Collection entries

────────────────────────────────────────

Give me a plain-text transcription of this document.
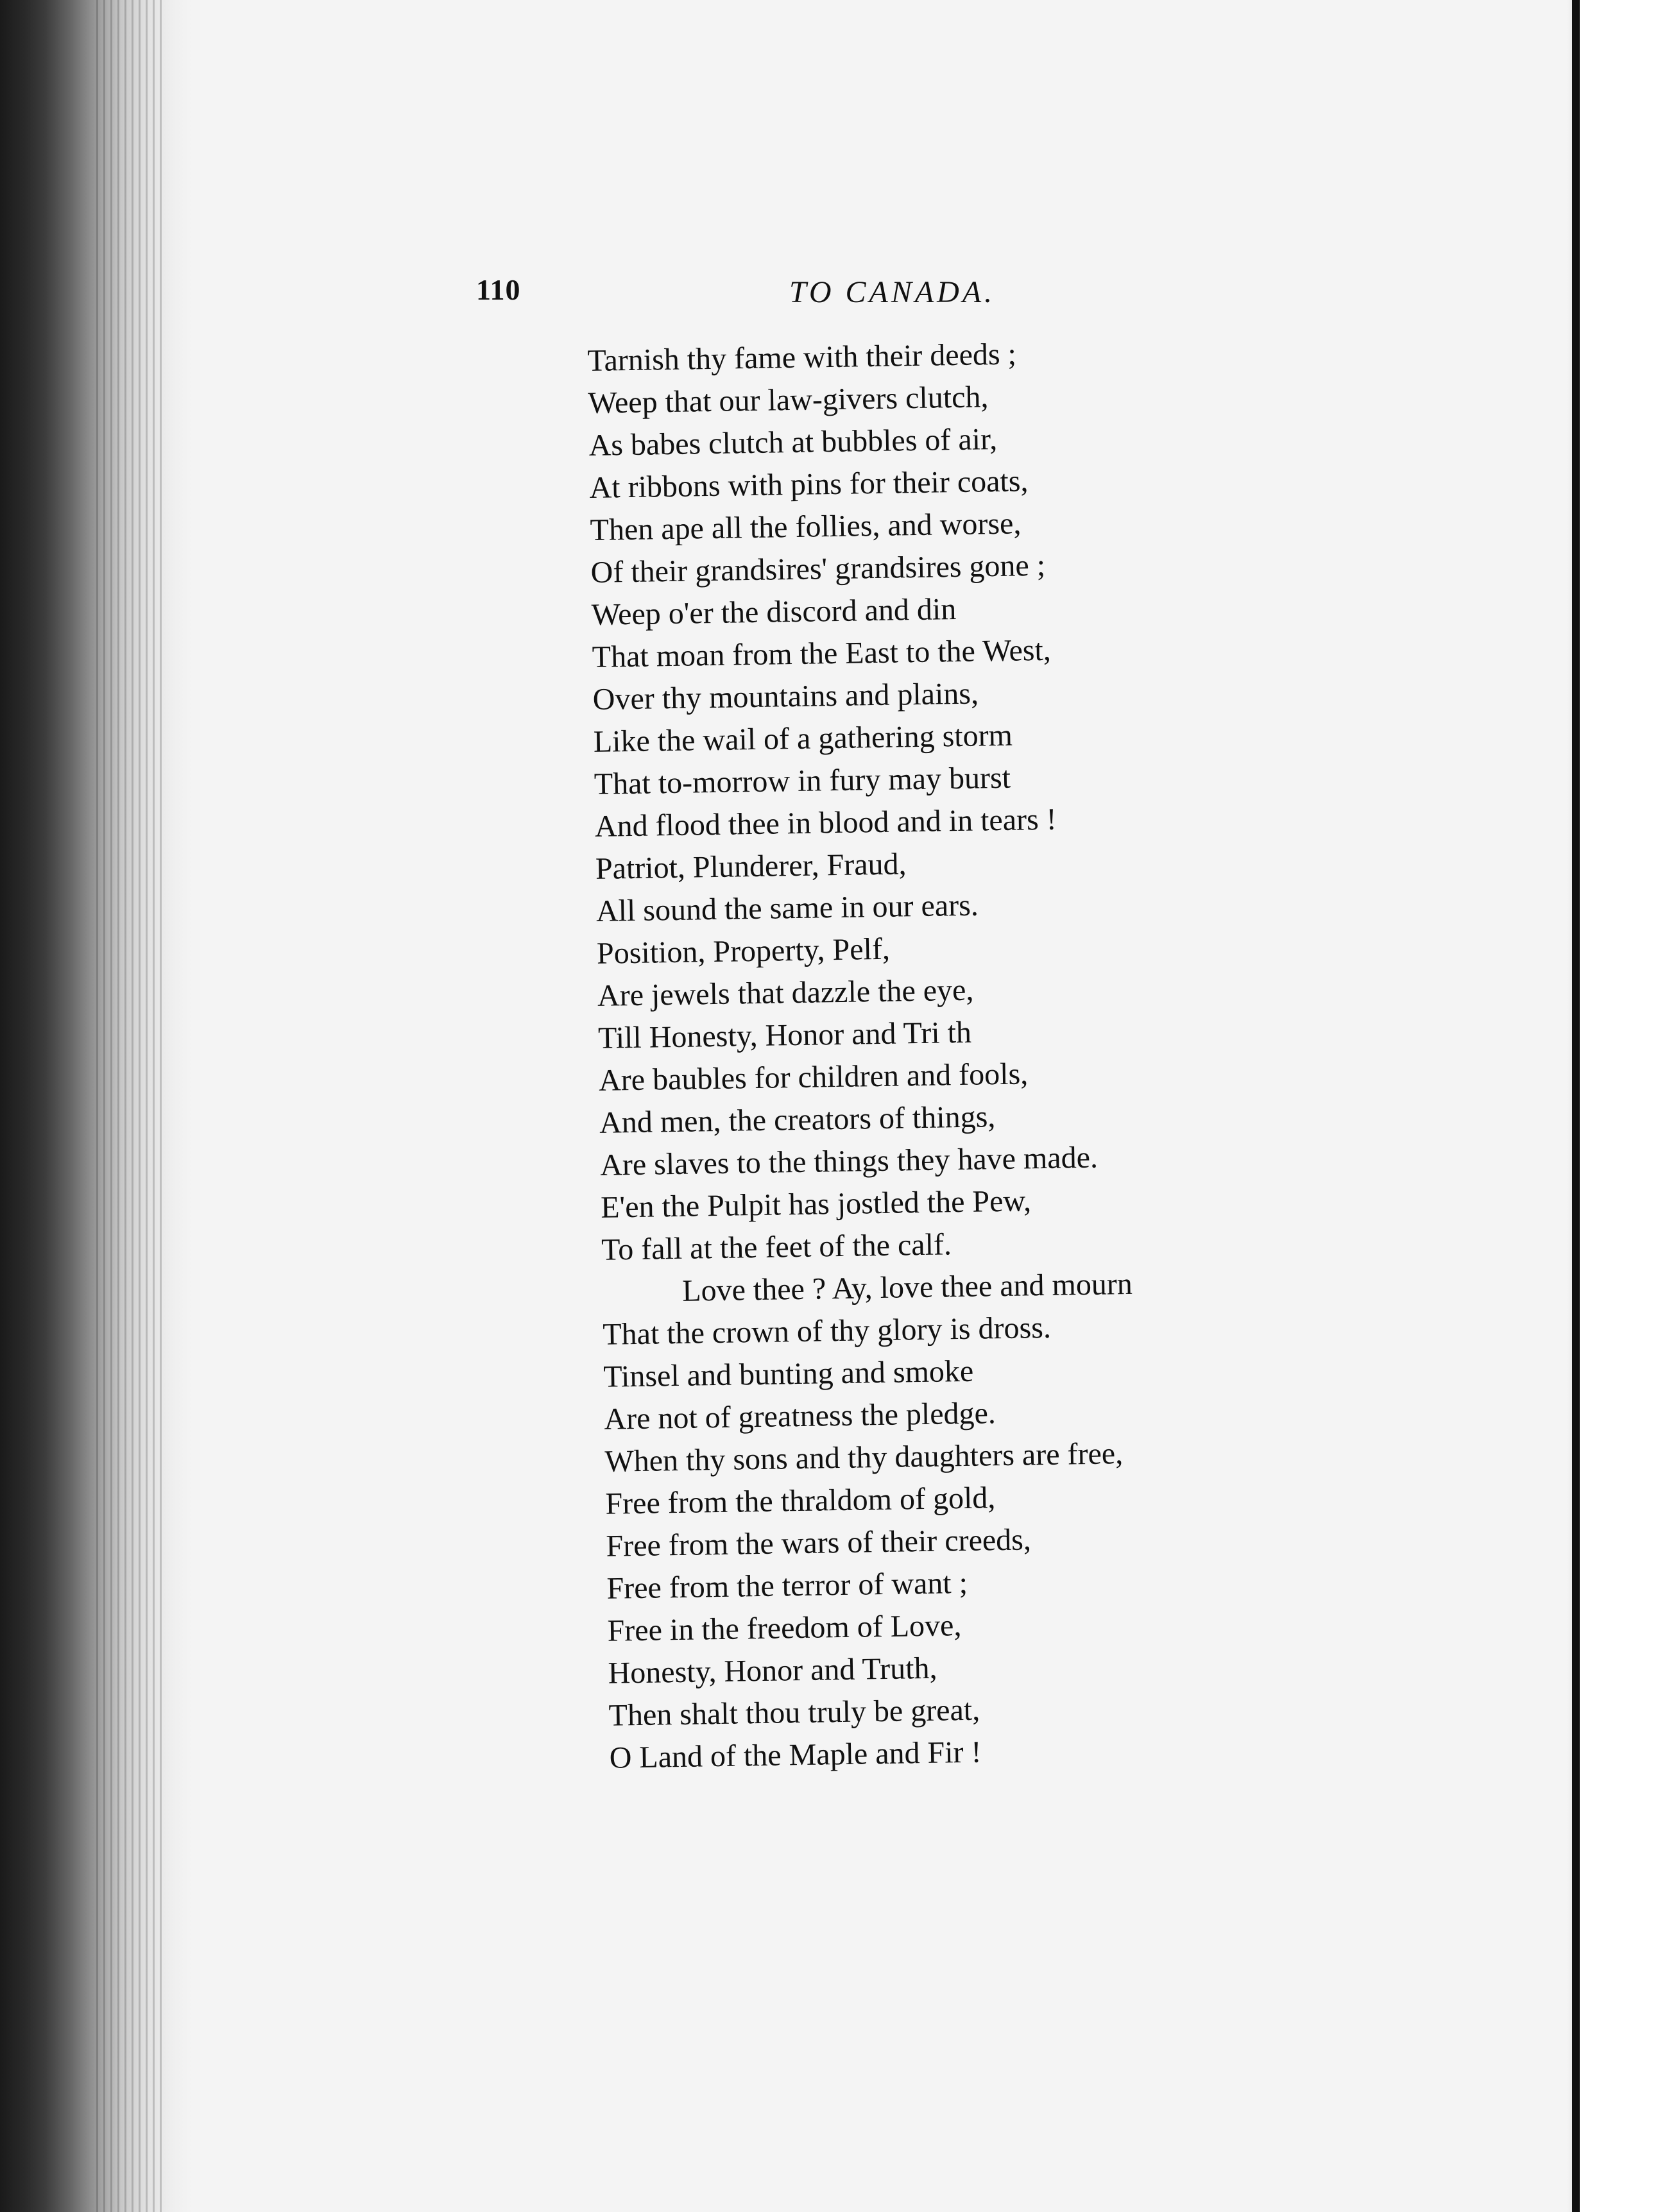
110	TO CANADA.
Tarnish thy fame with their deeds ;
Weep that our law-givers clutch,
As babes clutch at bubbles of air,
At ribbons with pins for their coats,
Then ape all the follies, and worse,
Of their grandsires' grandsires gone ;
Weep o'er the discord and din
That moan from the East to the West,
Over thy mountains and plains,
Like the wail of a gathering storm
That to-morrow in fury may burst
And flood thee in blood and in tears !
Patriot, Plunderer, Fraud,
All sound the same in our ears.
Position, Property, Pelf,
Are jewels that dazzle the eye,
Till Honesty, Honor and Tri th
Are baubles for children and fools,
And men, the creators of things,
Are slaves to the things they have made.
E'en the Pulpit has jostled the Pew,
To fall at the feet of the calf.
Love thee ? Ay, love thee and mourn
That the crown of thy glory is dross.
Tinsel and bunting and smoke
Are not of greatness the pledge.
When thy sons and thy daughters are free,
Free from the thraldom of gold,
Free from the wars of their creeds,
Free from the terror of want ;
Free in the freedom of Love,
Honesty, Honor and Truth,
Then shalt thou truly be great,
O Land of the Maple and Fir !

────────────────────────────────────────

What is asked: Quote the records in full and exactly; skip any image.

Full response:
Give me a plain-text transcription of this document.
110	TO CANADA.
Tarnish thy fame with their deeds ;
Weep that our law-givers clutch,
As babes clutch at bubbles of air,
At ribbons with pins for their coats,
Then ape all the follies, and worse,
Of their grandsires' grandsires gone ;
Weep o'er the discord and din
That moan from the East to the West,
Over thy mountains and plains,
Like the wail of a gathering storm
That to-morrow in fury may burst
And flood thee in blood and in tears !
Patriot, Plunderer, Fraud,
All sound the same in our ears.
Position, Property, Pelf,
Are jewels that dazzle the eye,
Till Honesty, Honor and Tri th
Are baubles for children and fools,
And men, the creators of things,
Are slaves to the things they have made.
E'en the Pulpit has jostled the Pew,
To fall at the feet of the calf.
Love thee ? Ay, love thee and mourn
That the crown of thy glory is dross.
Tinsel and bunting and smoke
Are not of greatness the pledge.
When thy sons and thy daughters are free,
Free from the thraldom of gold,
Free from the wars of their creeds,
Free from the terror of want ;
Free in the freedom of Love,
Honesty, Honor and Truth,
Then shalt thou truly be great,
O Land of the Maple and Fir !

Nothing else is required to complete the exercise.